* [WHAT YOU ARE ASKED TO DO]
Every line of the material that follows must be printed again exactly.

-- Start --

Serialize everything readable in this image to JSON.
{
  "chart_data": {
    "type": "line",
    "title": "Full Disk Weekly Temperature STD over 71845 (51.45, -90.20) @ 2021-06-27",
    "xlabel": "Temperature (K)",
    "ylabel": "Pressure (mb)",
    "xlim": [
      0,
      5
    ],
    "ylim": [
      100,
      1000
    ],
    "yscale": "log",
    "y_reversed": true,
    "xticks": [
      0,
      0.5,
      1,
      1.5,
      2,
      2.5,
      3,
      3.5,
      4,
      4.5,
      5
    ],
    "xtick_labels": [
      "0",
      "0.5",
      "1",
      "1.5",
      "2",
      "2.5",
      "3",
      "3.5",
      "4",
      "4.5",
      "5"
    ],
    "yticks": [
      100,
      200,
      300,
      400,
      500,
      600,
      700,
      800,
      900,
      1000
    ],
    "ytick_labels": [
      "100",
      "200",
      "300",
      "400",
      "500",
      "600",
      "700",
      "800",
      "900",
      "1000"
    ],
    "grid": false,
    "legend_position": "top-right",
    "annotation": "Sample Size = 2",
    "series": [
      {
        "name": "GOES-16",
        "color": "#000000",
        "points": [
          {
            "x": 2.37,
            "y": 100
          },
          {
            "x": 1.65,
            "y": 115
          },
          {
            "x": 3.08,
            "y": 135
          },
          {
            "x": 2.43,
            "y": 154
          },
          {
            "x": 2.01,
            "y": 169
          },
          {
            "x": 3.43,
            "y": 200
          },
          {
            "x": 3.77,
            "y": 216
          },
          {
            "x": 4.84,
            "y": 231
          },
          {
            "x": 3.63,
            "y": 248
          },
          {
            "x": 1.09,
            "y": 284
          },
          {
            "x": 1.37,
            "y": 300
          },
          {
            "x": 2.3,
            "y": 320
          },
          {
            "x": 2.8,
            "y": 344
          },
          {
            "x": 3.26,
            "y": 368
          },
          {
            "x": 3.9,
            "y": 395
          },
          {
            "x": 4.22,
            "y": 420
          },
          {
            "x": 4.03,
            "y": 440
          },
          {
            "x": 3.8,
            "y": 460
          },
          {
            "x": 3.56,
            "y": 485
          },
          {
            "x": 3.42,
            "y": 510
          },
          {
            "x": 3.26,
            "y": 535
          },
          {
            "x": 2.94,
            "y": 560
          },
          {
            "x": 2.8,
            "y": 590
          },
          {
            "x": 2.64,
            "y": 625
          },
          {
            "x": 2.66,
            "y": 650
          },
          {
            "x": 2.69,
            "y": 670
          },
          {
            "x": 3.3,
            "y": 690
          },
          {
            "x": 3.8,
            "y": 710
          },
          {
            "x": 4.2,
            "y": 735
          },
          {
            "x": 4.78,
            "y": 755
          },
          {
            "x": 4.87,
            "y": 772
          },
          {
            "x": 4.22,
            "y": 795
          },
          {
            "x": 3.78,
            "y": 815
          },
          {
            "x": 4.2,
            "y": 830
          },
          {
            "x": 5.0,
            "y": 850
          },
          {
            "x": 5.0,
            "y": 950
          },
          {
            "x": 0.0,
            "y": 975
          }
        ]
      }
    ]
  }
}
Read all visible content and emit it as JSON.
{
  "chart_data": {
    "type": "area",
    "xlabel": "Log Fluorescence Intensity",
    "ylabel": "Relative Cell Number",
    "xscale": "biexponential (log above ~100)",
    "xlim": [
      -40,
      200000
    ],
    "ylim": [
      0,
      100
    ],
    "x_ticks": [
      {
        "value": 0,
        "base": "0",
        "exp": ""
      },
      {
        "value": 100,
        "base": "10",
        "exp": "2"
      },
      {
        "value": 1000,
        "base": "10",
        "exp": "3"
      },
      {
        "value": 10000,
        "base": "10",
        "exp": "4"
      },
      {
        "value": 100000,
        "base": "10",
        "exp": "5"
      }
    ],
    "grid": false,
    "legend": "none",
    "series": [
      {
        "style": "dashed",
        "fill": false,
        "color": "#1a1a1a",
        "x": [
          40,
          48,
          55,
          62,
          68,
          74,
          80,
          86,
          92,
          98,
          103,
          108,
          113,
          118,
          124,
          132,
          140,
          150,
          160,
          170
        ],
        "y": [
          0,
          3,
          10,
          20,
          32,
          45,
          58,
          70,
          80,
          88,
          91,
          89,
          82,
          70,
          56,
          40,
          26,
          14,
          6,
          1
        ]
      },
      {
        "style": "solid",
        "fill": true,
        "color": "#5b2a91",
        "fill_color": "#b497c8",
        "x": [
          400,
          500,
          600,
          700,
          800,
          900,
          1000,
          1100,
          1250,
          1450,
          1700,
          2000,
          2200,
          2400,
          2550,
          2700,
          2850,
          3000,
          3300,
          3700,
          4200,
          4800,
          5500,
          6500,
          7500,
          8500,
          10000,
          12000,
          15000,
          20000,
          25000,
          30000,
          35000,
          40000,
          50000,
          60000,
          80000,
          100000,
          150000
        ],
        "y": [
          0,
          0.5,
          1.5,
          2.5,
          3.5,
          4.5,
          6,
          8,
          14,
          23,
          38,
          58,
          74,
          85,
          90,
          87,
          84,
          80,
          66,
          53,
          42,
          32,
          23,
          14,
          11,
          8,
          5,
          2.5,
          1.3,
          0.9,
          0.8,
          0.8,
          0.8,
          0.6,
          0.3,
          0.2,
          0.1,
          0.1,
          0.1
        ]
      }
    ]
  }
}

-- End --

* [OUTPUT OF THE TASK]
Serialize everything readable in this image to JSON.
{
  "chart_data": {
    "type": "line",
    "title": "Full Disk Weekly Temperature STD over 71845 (51.45, -90.20) @ 2021-06-27",
    "xlabel": "Temperature (K)",
    "ylabel": "Pressure (mb)",
    "xlim": [
      0,
      5
    ],
    "ylim": [
      100,
      1000
    ],
    "yscale": "log",
    "y_reversed": true,
    "xticks": [
      0,
      0.5,
      1,
      1.5,
      2,
      2.5,
      3,
      3.5,
      4,
      4.5,
      5
    ],
    "xtick_labels": [
      "0",
      "0.5",
      "1",
      "1.5",
      "2",
      "2.5",
      "3",
      "3.5",
      "4",
      "4.5",
      "5"
    ],
    "yticks": [
      100,
      200,
      300,
      400,
      500,
      600,
      700,
      800,
      900,
      1000
    ],
    "ytick_labels": [
      "100",
      "200",
      "300",
      "400",
      "500",
      "600",
      "700",
      "800",
      "900",
      "1000"
    ],
    "grid": false,
    "legend_position": "top-right",
    "annotation": "Sample Size = 2",
    "series": [
      {
        "name": "GOES-16",
        "color": "#000000",
        "points": [
          {
            "x": 2.37,
            "y": 100
          },
          {
            "x": 1.65,
            "y": 115
          },
          {
            "x": 3.08,
            "y": 135
          },
          {
            "x": 2.43,
            "y": 154
          },
          {
            "x": 2.01,
            "y": 169
          },
          {
            "x": 3.43,
            "y": 200
          },
          {
            "x": 3.77,
            "y": 216
          },
          {
            "x": 4.84,
            "y": 231
          },
          {
            "x": 3.63,
            "y": 248
          },
          {
            "x": 1.09,
            "y": 284
          },
          {
            "x": 1.37,
            "y": 300
          },
          {
            "x": 2.3,
            "y": 320
          },
          {
            "x": 2.8,
            "y": 344
          },
          {
            "x": 3.26,
            "y": 368
          },
          {
            "x": 3.9,
            "y": 395
          },
          {
            "x": 4.22,
            "y": 420
          },
          {
            "x": 4.03,
            "y": 440
          },
          {
            "x": 3.8,
            "y": 460
          },
          {
            "x": 3.56,
            "y": 485
          },
          {
            "x": 3.42,
            "y": 510
          },
          {
            "x": 3.26,
            "y": 535
          },
          {
            "x": 2.94,
            "y": 560
          },
          {
            "x": 2.8,
            "y": 590
          },
          {
            "x": 2.64,
            "y": 625
          },
          {
            "x": 2.66,
            "y": 650
          },
          {
            "x": 2.69,
            "y": 670
          },
          {
            "x": 3.3,
            "y": 690
          },
          {
            "x": 3.8,
            "y": 710
          },
          {
            "x": 4.2,
            "y": 735
          },
          {
            "x": 4.78,
            "y": 755
          },
          {
            "x": 4.87,
            "y": 772
          },
          {
            "x": 4.22,
            "y": 795
          },
          {
            "x": 3.78,
            "y": 815
          },
          {
            "x": 4.2,
            "y": 830
          },
          {
            "x": 5.0,
            "y": 850
          },
          {
            "x": 5.0,
            "y": 950
          },
          {
            "x": 0.0,
            "y": 975
          }
        ]
      }
    ]
  }
}
Read all visible content and emit it as JSON.
{
  "chart_data": {
    "type": "area",
    "xlabel": "Log Fluorescence Intensity",
    "ylabel": "Relative Cell Number",
    "xscale": "biexponential (log above ~100)",
    "xlim": [
      -40,
      200000
    ],
    "ylim": [
      0,
      100
    ],
    "x_ticks": [
      {
        "value": 0,
        "base": "0",
        "exp": ""
      },
      {
        "value": 100,
        "base": "10",
        "exp": "2"
      },
      {
        "value": 1000,
        "base": "10",
        "exp": "3"
      },
      {
        "value": 10000,
        "base": "10",
        "exp": "4"
      },
      {
        "value": 100000,
        "base": "10",
        "exp": "5"
      }
    ],
    "grid": false,
    "legend": "none",
    "series": [
      {
        "style": "dashed",
        "fill": false,
        "color": "#1a1a1a",
        "x": [
          40,
          48,
          55,
          62,
          68,
          74,
          80,
          86,
          92,
          98,
          103,
          108,
          113,
          118,
          124,
          132,
          140,
          150,
          160,
          170
        ],
        "y": [
          0,
          3,
          10,
          20,
          32,
          45,
          58,
          70,
          80,
          88,
          91,
          89,
          82,
          70,
          56,
          40,
          26,
          14,
          6,
          1
        ]
      },
      {
        "style": "solid",
        "fill": true,
        "color": "#5b2a91",
        "fill_color": "#b497c8",
        "x": [
          400,
          500,
          600,
          700,
          800,
          900,
          1000,
          1100,
          1250,
          1450,
          1700,
          2000,
          2200,
          2400,
          2550,
          2700,
          2850,
          3000,
          3300,
          3700,
          4200,
          4800,
          5500,
          6500,
          7500,
          8500,
          10000,
          12000,
          15000,
          20000,
          25000,
          30000,
          35000,
          40000,
          50000,
          60000,
          80000,
          100000,
          150000
        ],
        "y": [
          0,
          0.5,
          1.5,
          2.5,
          3.5,
          4.5,
          6,
          8,
          14,
          23,
          38,
          58,
          74,
          85,
          90,
          87,
          84,
          80,
          66,
          53,
          42,
          32,
          23,
          14,
          11,
          8,
          5,
          2.5,
          1.3,
          0.9,
          0.8,
          0.8,
          0.8,
          0.6,
          0.3,
          0.2,
          0.1,
          0.1,
          0.1
        ]
      }
    ]
  }
}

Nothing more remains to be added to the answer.